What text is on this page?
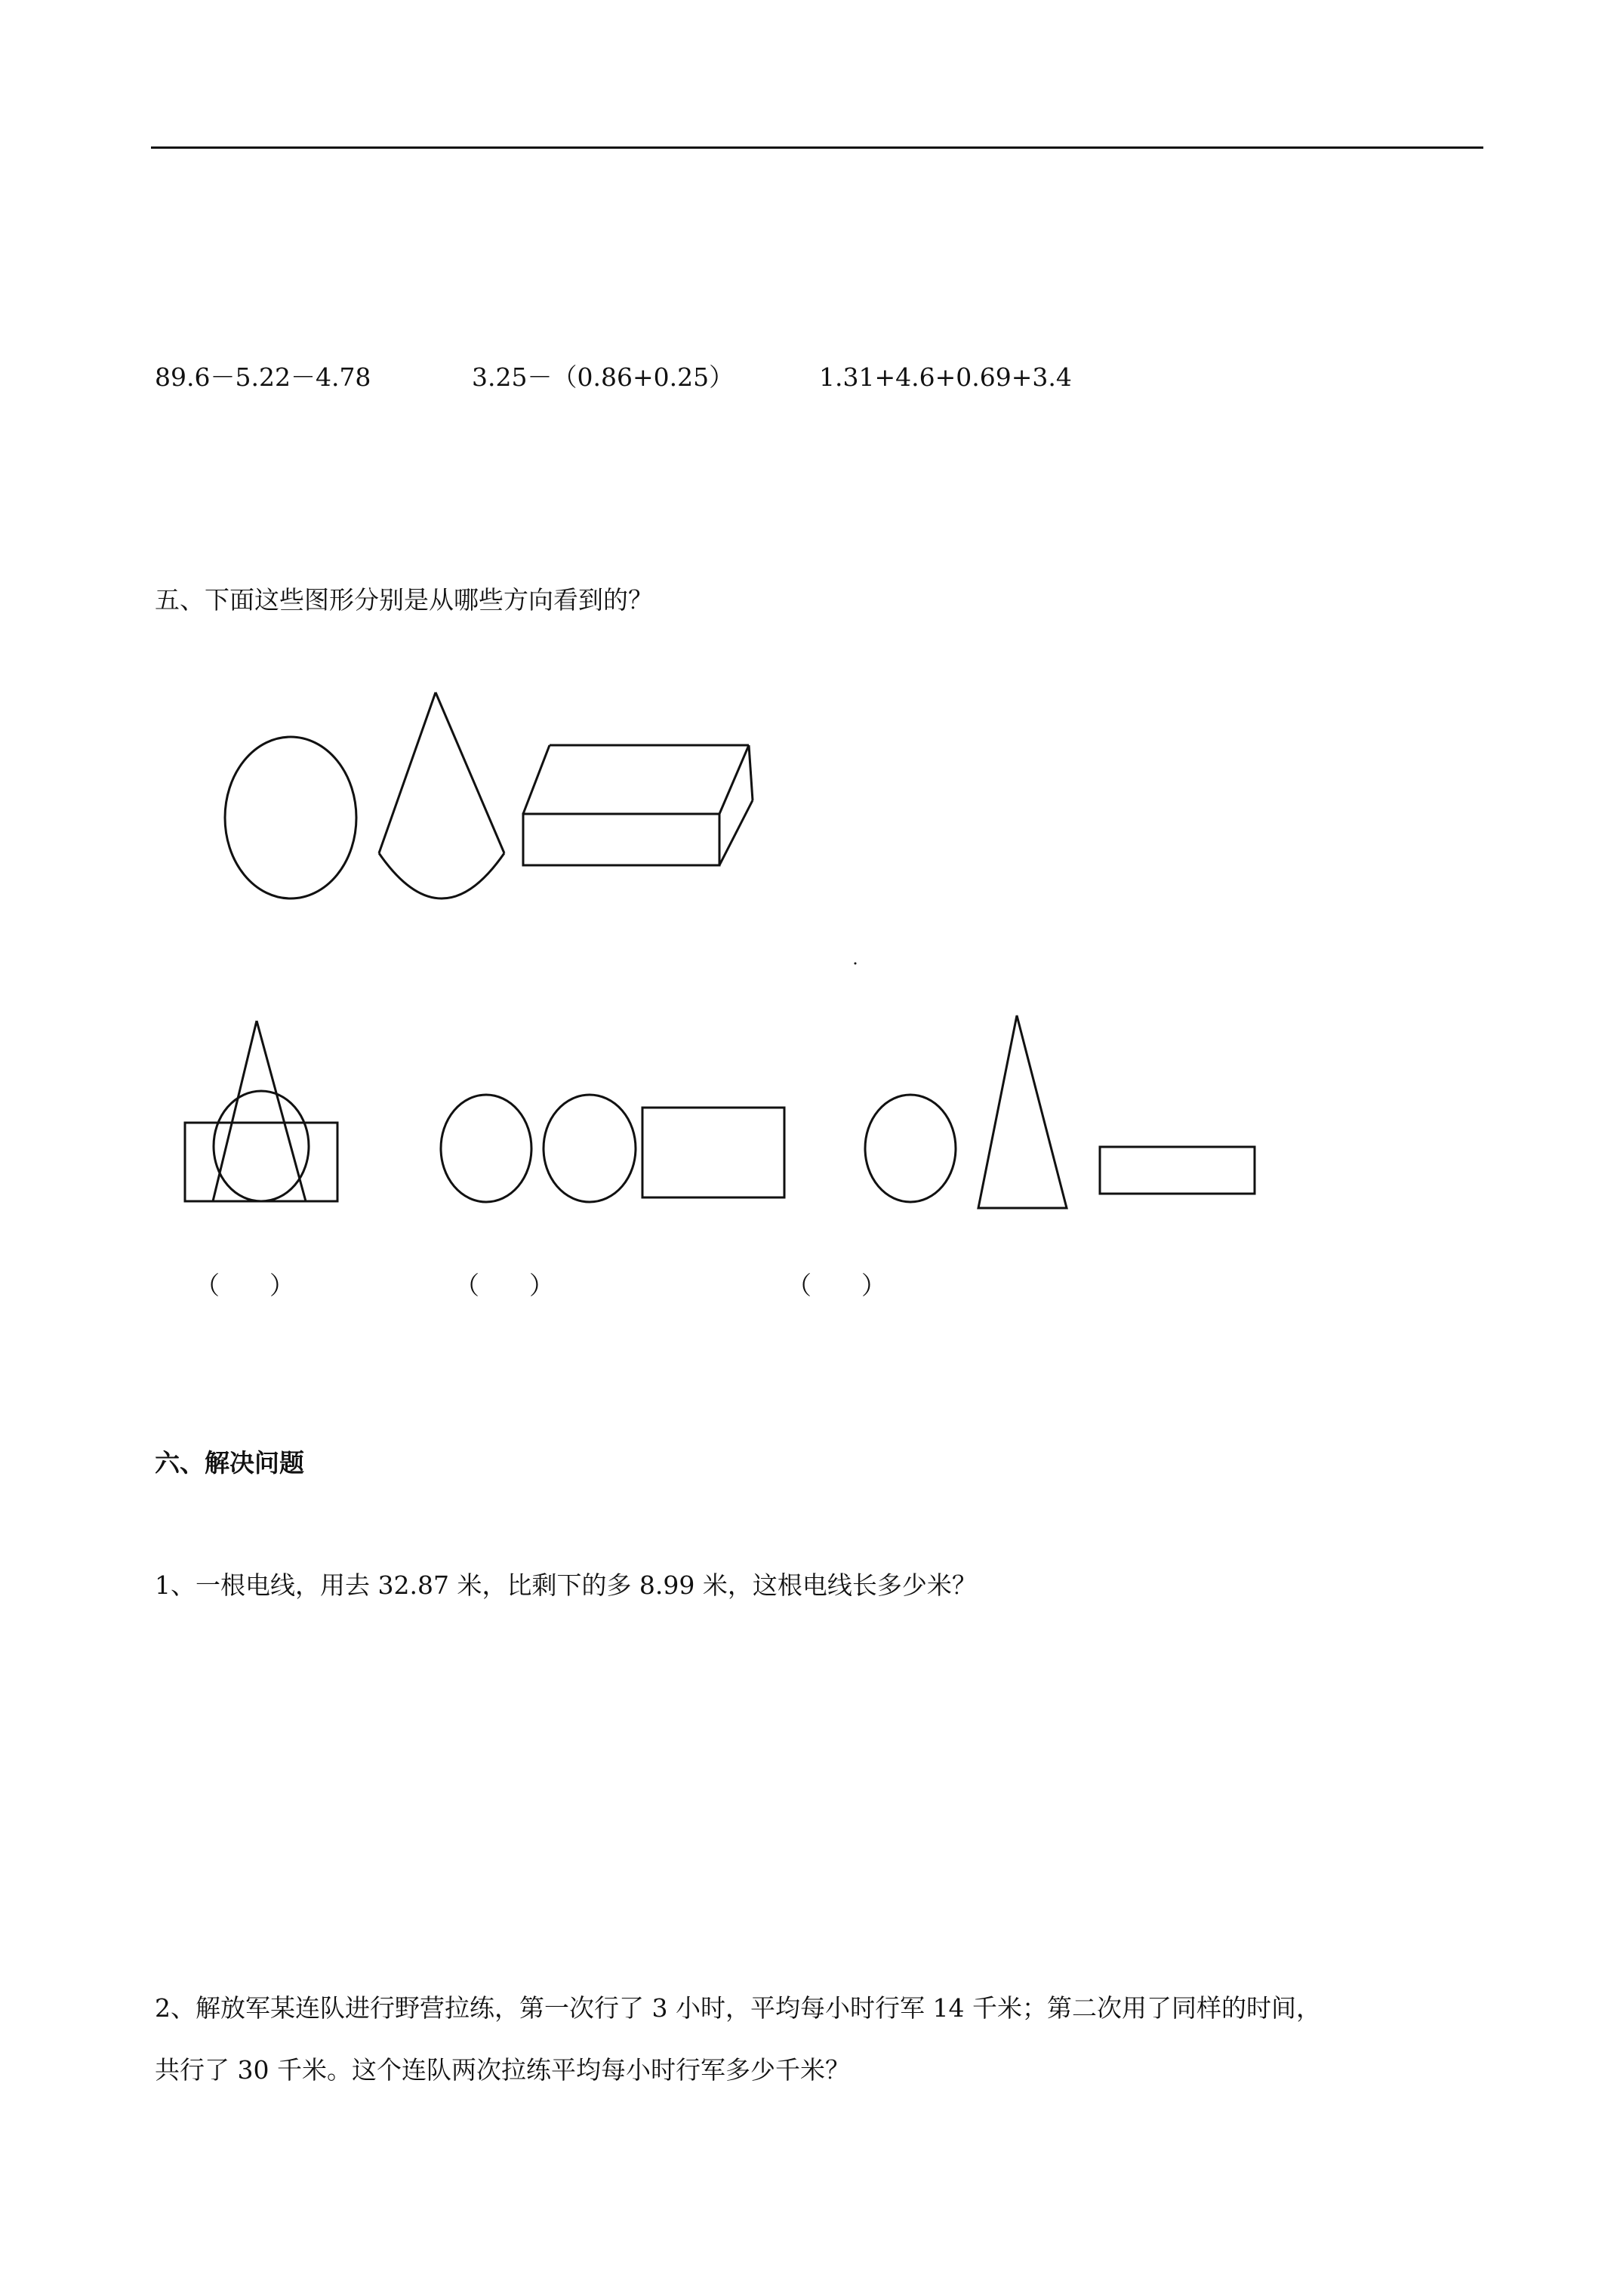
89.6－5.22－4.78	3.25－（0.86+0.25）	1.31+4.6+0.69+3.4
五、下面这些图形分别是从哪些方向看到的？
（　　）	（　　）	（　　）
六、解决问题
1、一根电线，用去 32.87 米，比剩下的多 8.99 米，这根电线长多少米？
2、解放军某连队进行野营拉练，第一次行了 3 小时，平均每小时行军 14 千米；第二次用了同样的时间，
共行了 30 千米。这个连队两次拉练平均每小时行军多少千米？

----

TASK TO COMPLETE: Reproduce every line above as written, skipping pictures.

RESPONSE TO THE EXERCISE:
What text is on this page?
89.6－5.22－4.78	3.25－（0.86+0.25）	1.31+4.6+0.69+3.4
五、下面这些图形分别是从哪些方向看到的？
（　　）	（　　）	（　　）
六、解决问题
1、一根电线，用去 32.87 米，比剩下的多 8.99 米，这根电线长多少米？
2、解放军某连队进行野营拉练，第一次行了 3 小时，平均每小时行军 14 千米；第二次用了同样的时间，
共行了 30 千米。这个连队两次拉练平均每小时行军多少千米？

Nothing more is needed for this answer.